:: EXERCISE TASK ::
Which lines in the material below contain the word "引导幼儿认识"? Copy each of them.

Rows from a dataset
+===+

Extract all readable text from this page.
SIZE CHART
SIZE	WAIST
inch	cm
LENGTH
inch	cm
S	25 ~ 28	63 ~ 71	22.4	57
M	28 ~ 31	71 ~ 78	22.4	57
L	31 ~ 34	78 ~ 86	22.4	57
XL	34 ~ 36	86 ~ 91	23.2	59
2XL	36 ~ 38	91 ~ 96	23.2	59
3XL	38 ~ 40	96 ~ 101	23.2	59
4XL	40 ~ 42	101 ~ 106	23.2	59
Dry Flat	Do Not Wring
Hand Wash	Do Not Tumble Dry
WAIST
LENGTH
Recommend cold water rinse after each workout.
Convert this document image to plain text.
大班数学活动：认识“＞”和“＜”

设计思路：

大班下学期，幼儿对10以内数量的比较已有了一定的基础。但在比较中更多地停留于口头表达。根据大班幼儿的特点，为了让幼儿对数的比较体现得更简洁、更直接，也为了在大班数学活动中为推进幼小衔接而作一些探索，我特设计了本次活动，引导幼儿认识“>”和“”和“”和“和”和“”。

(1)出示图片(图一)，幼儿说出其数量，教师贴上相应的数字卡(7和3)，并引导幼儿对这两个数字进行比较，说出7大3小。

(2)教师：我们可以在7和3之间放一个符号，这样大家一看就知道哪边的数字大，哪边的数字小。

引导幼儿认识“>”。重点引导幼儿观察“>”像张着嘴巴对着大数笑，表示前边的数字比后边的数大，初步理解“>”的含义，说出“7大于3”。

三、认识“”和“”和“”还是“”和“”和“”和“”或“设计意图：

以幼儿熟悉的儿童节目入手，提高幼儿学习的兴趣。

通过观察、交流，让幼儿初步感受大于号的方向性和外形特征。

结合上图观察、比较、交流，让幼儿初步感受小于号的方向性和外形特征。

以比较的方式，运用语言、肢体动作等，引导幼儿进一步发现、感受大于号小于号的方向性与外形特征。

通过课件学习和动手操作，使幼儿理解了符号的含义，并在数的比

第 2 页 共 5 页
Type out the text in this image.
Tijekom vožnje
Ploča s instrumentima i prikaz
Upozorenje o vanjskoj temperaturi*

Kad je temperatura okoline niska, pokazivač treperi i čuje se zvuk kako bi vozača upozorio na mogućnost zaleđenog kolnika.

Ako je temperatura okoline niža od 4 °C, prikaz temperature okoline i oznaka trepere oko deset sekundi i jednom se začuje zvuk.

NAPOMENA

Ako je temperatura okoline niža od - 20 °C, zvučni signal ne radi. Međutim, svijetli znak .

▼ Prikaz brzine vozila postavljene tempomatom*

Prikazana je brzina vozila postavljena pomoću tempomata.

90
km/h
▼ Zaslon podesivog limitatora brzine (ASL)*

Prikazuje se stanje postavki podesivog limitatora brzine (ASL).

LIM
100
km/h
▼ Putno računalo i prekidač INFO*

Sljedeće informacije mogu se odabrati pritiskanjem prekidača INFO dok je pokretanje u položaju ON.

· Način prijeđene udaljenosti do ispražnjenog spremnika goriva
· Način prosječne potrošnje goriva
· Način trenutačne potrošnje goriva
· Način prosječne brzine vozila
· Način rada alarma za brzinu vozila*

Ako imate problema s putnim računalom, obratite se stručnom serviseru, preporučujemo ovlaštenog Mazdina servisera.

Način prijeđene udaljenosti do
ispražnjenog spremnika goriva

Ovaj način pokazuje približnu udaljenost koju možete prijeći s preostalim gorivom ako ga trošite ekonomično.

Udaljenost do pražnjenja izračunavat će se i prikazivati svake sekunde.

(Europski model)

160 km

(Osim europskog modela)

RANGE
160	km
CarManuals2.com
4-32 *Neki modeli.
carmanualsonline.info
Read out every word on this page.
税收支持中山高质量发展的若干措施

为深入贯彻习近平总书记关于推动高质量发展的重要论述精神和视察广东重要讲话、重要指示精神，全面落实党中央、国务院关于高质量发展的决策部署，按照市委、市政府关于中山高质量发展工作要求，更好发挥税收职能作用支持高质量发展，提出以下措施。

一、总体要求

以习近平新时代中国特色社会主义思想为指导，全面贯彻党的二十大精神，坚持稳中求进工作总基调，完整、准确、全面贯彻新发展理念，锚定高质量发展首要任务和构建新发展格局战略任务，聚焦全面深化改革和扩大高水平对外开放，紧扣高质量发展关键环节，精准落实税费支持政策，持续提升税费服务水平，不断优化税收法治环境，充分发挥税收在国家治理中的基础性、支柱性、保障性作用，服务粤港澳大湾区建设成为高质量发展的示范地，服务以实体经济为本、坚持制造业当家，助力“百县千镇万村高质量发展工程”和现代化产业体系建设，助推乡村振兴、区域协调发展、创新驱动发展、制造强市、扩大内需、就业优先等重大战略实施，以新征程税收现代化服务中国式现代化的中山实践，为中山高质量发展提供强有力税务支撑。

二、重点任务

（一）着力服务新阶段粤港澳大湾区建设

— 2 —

+===+

:: ANSWER IN FULL ::
大班下学期，幼儿对10以内数量的比较已有了一定的基础。但在比较中更多地停留于口头表达。根据大班幼儿的特点，为了让幼儿对数的比较体现得更简洁、更直接，也为了在大班数学活动中为推进幼小衔接而作一些探索，我特设计了本次活动，引导幼儿认识“>”和“”和“”和“和”和“”。
引导幼儿认识“>”。重点引导幼儿观察“>”像张着嘴巴对着大数笑，表示前边的数字比后边的数大，初步理解“>”的含义，说出“7大于3”。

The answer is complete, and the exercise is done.